# Problem statement
Reproduce the listing below exactly, minus its pictures.
-------- Extracted information --------
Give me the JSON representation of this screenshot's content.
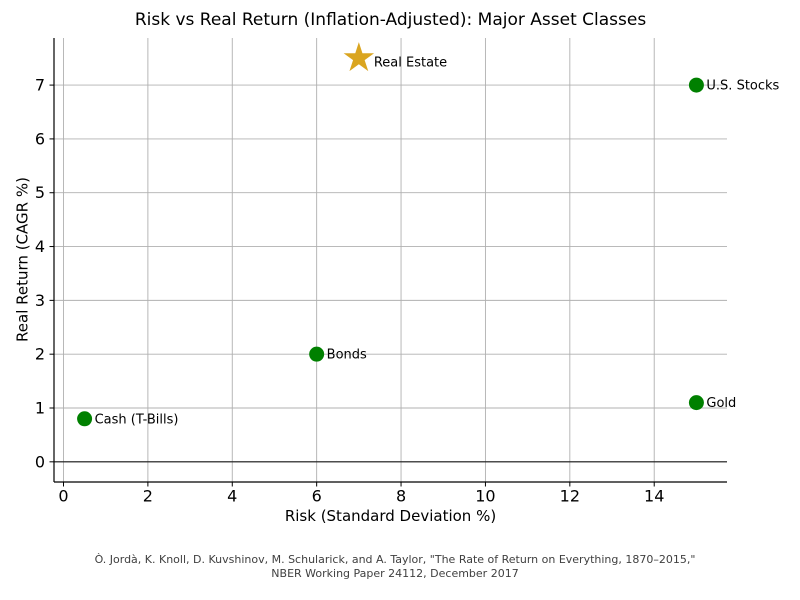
{
  "chart_data": {
    "type": "scatter",
    "title": "Risk vs Real Return (Inflation-Adjusted): Major Asset Classes",
    "xlabel": "Risk (Standard Deviation %)",
    "ylabel": "Real Return (CAGR %)",
    "xlim": [
      -0.225,
      15.725
    ],
    "ylim": [
      -0.375,
      7.875
    ],
    "xticks": [
      0,
      2,
      4,
      6,
      8,
      10,
      12,
      14
    ],
    "yticks": [
      0,
      1,
      2,
      3,
      4,
      5,
      6,
      7
    ],
    "grid": true,
    "legend": "none",
    "zero_line_y": 0,
    "points": [
      {
        "label": "Cash (T-Bills)",
        "x": 0.5,
        "y": 0.8,
        "marker": "circle",
        "color": "#008000"
      },
      {
        "label": "Bonds",
        "x": 6.0,
        "y": 2.0,
        "marker": "circle",
        "color": "#008000"
      },
      {
        "label": "Gold",
        "x": 15.0,
        "y": 1.1,
        "marker": "circle",
        "color": "#008000"
      },
      {
        "label": "U.S. Stocks",
        "x": 15.0,
        "y": 7.0,
        "marker": "circle",
        "color": "#008000"
      },
      {
        "label": "Real Estate",
        "x": 7.0,
        "y": 7.5,
        "marker": "star",
        "color": "#DAA520"
      }
    ],
    "footnote_lines": [
      "Ò. Jordà, K. Knoll, D. Kuvshinov, M. Schularick, and A. Taylor, \"The Rate of Return on Everything, 1870–2015,\"",
      "NBER Working Paper 24112, December 2017"
    ],
    "colors": {
      "point_green": "#008000",
      "star_gold": "#DAA520",
      "grid": "#b0b0b0",
      "axis": "#000000",
      "zero_line": "#1a1a1a",
      "text": "#000000",
      "footnote": "#404040",
      "background": "#ffffff"
    }
  }
}
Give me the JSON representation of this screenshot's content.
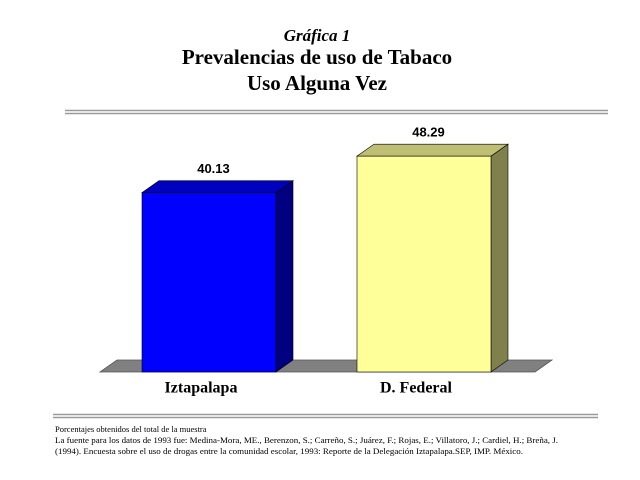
{
  "chart_data": {
    "type": "bar3d",
    "title_label": "Gráfica 1",
    "title": "Prevalencias de uso de Tabaco",
    "subtitle": "Uso Alguna Vez",
    "categories": [
      "Iztapalapa",
      "D. Federal"
    ],
    "values": [
      40.13,
      48.29
    ],
    "colors": [
      "#0000ff",
      "#ffff99"
    ],
    "notes": [
      "Porcentajes obtenidos del total de la muestra",
      "La fuente para los datos de 1993 fue: Medina-Mora, ME., Berenzon, S.; Carreño, S.; Juárez, F.; Rojas, E.; Villatoro, J.; Cardiel, H.; Breña, J.",
      "(1994). Encuesta sobre el uso de drogas entre la comunidad escolar, 1993: Reporte de la Delegación Iztapalapa.SEP, IMP. México."
    ]
  }
}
--------
# Complete output
Give me the JSON representation of this screenshot's content.
{
  "chart_data": {
    "type": "scatter",
    "title": "Risk vs Real Return (Inflation-Adjusted): Major Asset Classes",
    "xlabel": "Risk (Standard Deviation %)",
    "ylabel": "Real Return (CAGR %)",
    "xlim": [
      -0.225,
      15.725
    ],
    "ylim": [
      -0.375,
      7.875
    ],
    "xticks": [
      0,
      2,
      4,
      6,
      8,
      10,
      12,
      14
    ],
    "yticks": [
      0,
      1,
      2,
      3,
      4,
      5,
      6,
      7
    ],
    "grid": true,
    "legend": "none",
    "zero_line_y": 0,
    "points": [
      {
        "label": "Cash (T-Bills)",
        "x": 0.5,
        "y": 0.8,
        "marker": "circle",
        "color": "#008000"
      },
      {
        "label": "Bonds",
        "x": 6.0,
        "y": 2.0,
        "marker": "circle",
        "color": "#008000"
      },
      {
        "label": "Gold",
        "x": 15.0,
        "y": 1.1,
        "marker": "circle",
        "color": "#008000"
      },
      {
        "label": "U.S. Stocks",
        "x": 15.0,
        "y": 7.0,
        "marker": "circle",
        "color": "#008000"
      },
      {
        "label": "Real Estate",
        "x": 7.0,
        "y": 7.5,
        "marker": "star",
        "color": "#DAA520"
      }
    ],
    "footnote_lines": [
      "Ò. Jordà, K. Knoll, D. Kuvshinov, M. Schularick, and A. Taylor, \"The Rate of Return on Everything, 1870–2015,\"",
      "NBER Working Paper 24112, December 2017"
    ],
    "colors": {
      "point_green": "#008000",
      "star_gold": "#DAA520",
      "grid": "#b0b0b0",
      "axis": "#000000",
      "zero_line": "#1a1a1a",
      "text": "#000000",
      "footnote": "#404040",
      "background": "#ffffff"
    }
  }
}
Give me the JSON representation of this screenshot's content.
{
  "chart_data": {
    "type": "bar3d",
    "title_label": "Gráfica 1",
    "title": "Prevalencias de uso de Tabaco",
    "subtitle": "Uso Alguna Vez",
    "categories": [
      "Iztapalapa",
      "D. Federal"
    ],
    "values": [
      40.13,
      48.29
    ],
    "colors": [
      "#0000ff",
      "#ffff99"
    ],
    "notes": [
      "Porcentajes obtenidos del total de la muestra",
      "La fuente para los datos de 1993 fue: Medina-Mora, ME., Berenzon, S.; Carreño, S.; Juárez, F.; Rojas, E.; Villatoro, J.; Cardiel, H.; Breña, J.",
      "(1994). Encuesta sobre el uso de drogas entre la comunidad escolar, 1993: Reporte de la Delegación Iztapalapa.SEP, IMP. México."
    ]
  }
}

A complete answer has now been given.